### What the task requires
Retype each entry below exactly as it stands.
****
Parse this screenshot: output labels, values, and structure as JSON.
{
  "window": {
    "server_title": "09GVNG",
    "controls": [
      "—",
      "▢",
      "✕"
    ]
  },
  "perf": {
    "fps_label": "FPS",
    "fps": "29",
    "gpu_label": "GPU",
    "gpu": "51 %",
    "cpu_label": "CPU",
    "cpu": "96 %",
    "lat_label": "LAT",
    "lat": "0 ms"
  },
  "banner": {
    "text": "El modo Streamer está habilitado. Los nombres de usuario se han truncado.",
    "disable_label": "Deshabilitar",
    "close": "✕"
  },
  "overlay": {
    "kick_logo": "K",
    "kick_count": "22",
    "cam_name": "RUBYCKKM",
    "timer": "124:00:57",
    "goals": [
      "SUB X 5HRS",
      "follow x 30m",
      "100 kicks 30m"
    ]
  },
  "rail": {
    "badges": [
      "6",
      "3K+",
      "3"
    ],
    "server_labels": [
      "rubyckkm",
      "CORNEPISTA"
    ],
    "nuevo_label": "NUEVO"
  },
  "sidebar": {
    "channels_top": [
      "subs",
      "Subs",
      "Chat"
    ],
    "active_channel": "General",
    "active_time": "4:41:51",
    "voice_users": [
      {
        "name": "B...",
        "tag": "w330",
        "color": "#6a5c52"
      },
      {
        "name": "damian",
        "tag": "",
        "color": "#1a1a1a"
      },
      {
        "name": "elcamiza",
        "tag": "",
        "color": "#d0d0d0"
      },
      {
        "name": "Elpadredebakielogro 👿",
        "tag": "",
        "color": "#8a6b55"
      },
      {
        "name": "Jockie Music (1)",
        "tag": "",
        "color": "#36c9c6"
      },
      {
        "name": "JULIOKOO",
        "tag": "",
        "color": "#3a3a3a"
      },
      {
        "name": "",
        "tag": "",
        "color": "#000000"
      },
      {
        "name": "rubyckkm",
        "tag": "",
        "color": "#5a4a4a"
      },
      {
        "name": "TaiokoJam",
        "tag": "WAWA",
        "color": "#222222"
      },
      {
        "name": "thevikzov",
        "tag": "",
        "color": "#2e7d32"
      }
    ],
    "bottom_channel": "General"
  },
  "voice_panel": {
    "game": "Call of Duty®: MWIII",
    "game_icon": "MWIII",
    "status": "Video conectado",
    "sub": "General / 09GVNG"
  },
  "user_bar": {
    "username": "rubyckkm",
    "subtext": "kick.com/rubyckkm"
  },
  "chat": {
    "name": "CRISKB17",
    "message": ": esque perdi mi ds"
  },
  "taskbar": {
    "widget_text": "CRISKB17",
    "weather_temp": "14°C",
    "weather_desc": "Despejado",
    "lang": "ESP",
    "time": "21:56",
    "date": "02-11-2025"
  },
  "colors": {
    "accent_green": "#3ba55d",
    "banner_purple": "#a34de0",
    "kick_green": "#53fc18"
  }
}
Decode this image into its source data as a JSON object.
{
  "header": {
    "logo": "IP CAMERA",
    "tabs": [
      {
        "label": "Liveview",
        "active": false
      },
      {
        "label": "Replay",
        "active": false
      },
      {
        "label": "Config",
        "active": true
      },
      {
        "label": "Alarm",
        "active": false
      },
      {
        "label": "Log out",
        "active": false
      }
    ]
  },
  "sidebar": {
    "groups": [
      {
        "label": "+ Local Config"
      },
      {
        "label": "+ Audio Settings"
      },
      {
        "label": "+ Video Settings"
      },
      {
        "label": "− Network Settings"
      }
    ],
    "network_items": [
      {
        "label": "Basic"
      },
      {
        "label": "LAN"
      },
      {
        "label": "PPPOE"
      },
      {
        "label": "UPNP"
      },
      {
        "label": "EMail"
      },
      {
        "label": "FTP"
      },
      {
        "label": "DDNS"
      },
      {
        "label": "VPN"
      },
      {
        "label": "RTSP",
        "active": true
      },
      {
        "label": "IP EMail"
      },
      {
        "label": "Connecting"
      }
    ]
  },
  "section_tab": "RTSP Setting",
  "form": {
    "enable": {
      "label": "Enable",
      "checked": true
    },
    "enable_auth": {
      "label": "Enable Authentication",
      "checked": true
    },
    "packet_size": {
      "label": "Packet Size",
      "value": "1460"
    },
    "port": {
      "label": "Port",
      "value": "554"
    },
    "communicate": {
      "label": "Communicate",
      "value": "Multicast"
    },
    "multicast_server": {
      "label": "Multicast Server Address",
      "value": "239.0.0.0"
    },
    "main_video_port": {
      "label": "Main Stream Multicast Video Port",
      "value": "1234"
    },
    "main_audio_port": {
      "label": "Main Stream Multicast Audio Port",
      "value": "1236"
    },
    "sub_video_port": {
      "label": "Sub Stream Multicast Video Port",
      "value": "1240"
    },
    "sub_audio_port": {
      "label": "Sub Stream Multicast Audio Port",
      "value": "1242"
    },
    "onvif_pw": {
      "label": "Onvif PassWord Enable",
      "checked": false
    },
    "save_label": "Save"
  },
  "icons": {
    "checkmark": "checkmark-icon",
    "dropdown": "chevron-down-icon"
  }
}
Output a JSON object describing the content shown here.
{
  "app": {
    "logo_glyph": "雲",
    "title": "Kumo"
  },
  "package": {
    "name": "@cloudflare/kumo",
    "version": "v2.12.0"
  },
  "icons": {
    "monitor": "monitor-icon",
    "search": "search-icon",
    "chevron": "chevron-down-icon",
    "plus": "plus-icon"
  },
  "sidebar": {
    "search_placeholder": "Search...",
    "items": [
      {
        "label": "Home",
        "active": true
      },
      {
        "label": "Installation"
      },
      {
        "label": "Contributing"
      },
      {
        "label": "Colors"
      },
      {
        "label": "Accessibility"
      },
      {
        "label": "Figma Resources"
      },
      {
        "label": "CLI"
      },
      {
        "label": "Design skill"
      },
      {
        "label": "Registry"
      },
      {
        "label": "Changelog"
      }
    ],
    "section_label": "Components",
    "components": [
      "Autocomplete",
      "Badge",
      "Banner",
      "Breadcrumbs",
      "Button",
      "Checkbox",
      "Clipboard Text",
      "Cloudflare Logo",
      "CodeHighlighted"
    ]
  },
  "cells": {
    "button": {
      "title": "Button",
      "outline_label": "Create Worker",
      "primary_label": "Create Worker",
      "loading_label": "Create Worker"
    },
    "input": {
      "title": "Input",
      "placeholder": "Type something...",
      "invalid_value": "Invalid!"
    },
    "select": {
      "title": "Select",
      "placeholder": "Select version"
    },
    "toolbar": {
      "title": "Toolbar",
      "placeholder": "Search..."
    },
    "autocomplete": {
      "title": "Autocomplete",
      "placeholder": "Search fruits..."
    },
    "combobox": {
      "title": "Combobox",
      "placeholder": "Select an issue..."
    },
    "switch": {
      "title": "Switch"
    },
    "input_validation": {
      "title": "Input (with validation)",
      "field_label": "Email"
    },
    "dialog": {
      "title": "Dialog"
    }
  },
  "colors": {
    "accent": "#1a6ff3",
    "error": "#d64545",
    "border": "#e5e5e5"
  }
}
****
### Worked answer
Parse this screenshot: output labels, values, and structure as JSON.
{
  "window": {
    "server_title": "09GVNG",
    "controls": [
      "—",
      "▢",
      "✕"
    ]
  },
  "perf": {
    "fps_label": "FPS",
    "fps": "29",
    "gpu_label": "GPU",
    "gpu": "51 %",
    "cpu_label": "CPU",
    "cpu": "96 %",
    "lat_label": "LAT",
    "lat": "0 ms"
  },
  "banner": {
    "text": "El modo Streamer está habilitado. Los nombres de usuario se han truncado.",
    "disable_label": "Deshabilitar",
    "close": "✕"
  },
  "overlay": {
    "kick_logo": "K",
    "kick_count": "22",
    "cam_name": "RUBYCKKM",
    "timer": "124:00:57",
    "goals": [
      "SUB X 5HRS",
      "follow x 30m",
      "100 kicks 30m"
    ]
  },
  "rail": {
    "badges": [
      "6",
      "3K+",
      "3"
    ],
    "server_labels": [
      "rubyckkm",
      "CORNEPISTA"
    ],
    "nuevo_label": "NUEVO"
  },
  "sidebar": {
    "channels_top": [
      "subs",
      "Subs",
      "Chat"
    ],
    "active_channel": "General",
    "active_time": "4:41:51",
    "voice_users": [
      {
        "name": "B...",
        "tag": "w330",
        "color": "#6a5c52"
      },
      {
        "name": "damian",
        "tag": "",
        "color": "#1a1a1a"
      },
      {
        "name": "elcamiza",
        "tag": "",
        "color": "#d0d0d0"
      },
      {
        "name": "Elpadredebakielogro 👿",
        "tag": "",
        "color": "#8a6b55"
      },
      {
        "name": "Jockie Music (1)",
        "tag": "",
        "color": "#36c9c6"
      },
      {
        "name": "JULIOKOO",
        "tag": "",
        "color": "#3a3a3a"
      },
      {
        "name": "",
        "tag": "",
        "color": "#000000"
      },
      {
        "name": "rubyckkm",
        "tag": "",
        "color": "#5a4a4a"
      },
      {
        "name": "TaiokoJam",
        "tag": "WAWA",
        "color": "#222222"
      },
      {
        "name": "thevikzov",
        "tag": "",
        "color": "#2e7d32"
      }
    ],
    "bottom_channel": "General"
  },
  "voice_panel": {
    "game": "Call of Duty®: MWIII",
    "game_icon": "MWIII",
    "status": "Video conectado",
    "sub": "General / 09GVNG"
  },
  "user_bar": {
    "username": "rubyckkm",
    "subtext": "kick.com/rubyckkm"
  },
  "chat": {
    "name": "CRISKB17",
    "message": ": esque perdi mi ds"
  },
  "taskbar": {
    "widget_text": "CRISKB17",
    "weather_temp": "14°C",
    "weather_desc": "Despejado",
    "lang": "ESP",
    "time": "21:56",
    "date": "02-11-2025"
  },
  "colors": {
    "accent_green": "#3ba55d",
    "banner_purple": "#a34de0",
    "kick_green": "#53fc18"
  }
}
Decode this image into its source data as a JSON object.
{
  "header": {
    "logo": "IP CAMERA",
    "tabs": [
      {
        "label": "Liveview",
        "active": false
      },
      {
        "label": "Replay",
        "active": false
      },
      {
        "label": "Config",
        "active": true
      },
      {
        "label": "Alarm",
        "active": false
      },
      {
        "label": "Log out",
        "active": false
      }
    ]
  },
  "sidebar": {
    "groups": [
      {
        "label": "+ Local Config"
      },
      {
        "label": "+ Audio Settings"
      },
      {
        "label": "+ Video Settings"
      },
      {
        "label": "− Network Settings"
      }
    ],
    "network_items": [
      {
        "label": "Basic"
      },
      {
        "label": "LAN"
      },
      {
        "label": "PPPOE"
      },
      {
        "label": "UPNP"
      },
      {
        "label": "EMail"
      },
      {
        "label": "FTP"
      },
      {
        "label": "DDNS"
      },
      {
        "label": "VPN"
      },
      {
        "label": "RTSP",
        "active": true
      },
      {
        "label": "IP EMail"
      },
      {
        "label": "Connecting"
      }
    ]
  },
  "section_tab": "RTSP Setting",
  "form": {
    "enable": {
      "label": "Enable",
      "checked": true
    },
    "enable_auth": {
      "label": "Enable Authentication",
      "checked": true
    },
    "packet_size": {
      "label": "Packet Size",
      "value": "1460"
    },
    "port": {
      "label": "Port",
      "value": "554"
    },
    "communicate": {
      "label": "Communicate",
      "value": "Multicast"
    },
    "multicast_server": {
      "label": "Multicast Server Address",
      "value": "239.0.0.0"
    },
    "main_video_port": {
      "label": "Main Stream Multicast Video Port",
      "value": "1234"
    },
    "main_audio_port": {
      "label": "Main Stream Multicast Audio Port",
      "value": "1236"
    },
    "sub_video_port": {
      "label": "Sub Stream Multicast Video Port",
      "value": "1240"
    },
    "sub_audio_port": {
      "label": "Sub Stream Multicast Audio Port",
      "value": "1242"
    },
    "onvif_pw": {
      "label": "Onvif PassWord Enable",
      "checked": false
    },
    "save_label": "Save"
  },
  "icons": {
    "checkmark": "checkmark-icon",
    "dropdown": "chevron-down-icon"
  }
}
Output a JSON object describing the content shown here.
{
  "app": {
    "logo_glyph": "雲",
    "title": "Kumo"
  },
  "package": {
    "name": "@cloudflare/kumo",
    "version": "v2.12.0"
  },
  "icons": {
    "monitor": "monitor-icon",
    "search": "search-icon",
    "chevron": "chevron-down-icon",
    "plus": "plus-icon"
  },
  "sidebar": {
    "search_placeholder": "Search...",
    "items": [
      {
        "label": "Home",
        "active": true
      },
      {
        "label": "Installation"
      },
      {
        "label": "Contributing"
      },
      {
        "label": "Colors"
      },
      {
        "label": "Accessibility"
      },
      {
        "label": "Figma Resources"
      },
      {
        "label": "CLI"
      },
      {
        "label": "Design skill"
      },
      {
        "label": "Registry"
      },
      {
        "label": "Changelog"
      }
    ],
    "section_label": "Components",
    "components": [
      "Autocomplete",
      "Badge",
      "Banner",
      "Breadcrumbs",
      "Button",
      "Checkbox",
      "Clipboard Text",
      "Cloudflare Logo",
      "CodeHighlighted"
    ]
  },
  "cells": {
    "button": {
      "title": "Button",
      "outline_label": "Create Worker",
      "primary_label": "Create Worker",
      "loading_label": "Create Worker"
    },
    "input": {
      "title": "Input",
      "placeholder": "Type something...",
      "invalid_value": "Invalid!"
    },
    "select": {
      "title": "Select",
      "placeholder": "Select version"
    },
    "toolbar": {
      "title": "Toolbar",
      "placeholder": "Search..."
    },
    "autocomplete": {
      "title": "Autocomplete",
      "placeholder": "Search fruits..."
    },
    "combobox": {
      "title": "Combobox",
      "placeholder": "Select an issue..."
    },
    "switch": {
      "title": "Switch"
    },
    "input_validation": {
      "title": "Input (with validation)",
      "field_label": "Email"
    },
    "dialog": {
      "title": "Dialog"
    }
  },
  "colors": {
    "accent": "#1a6ff3",
    "error": "#d64545",
    "border": "#e5e5e5"
  }
}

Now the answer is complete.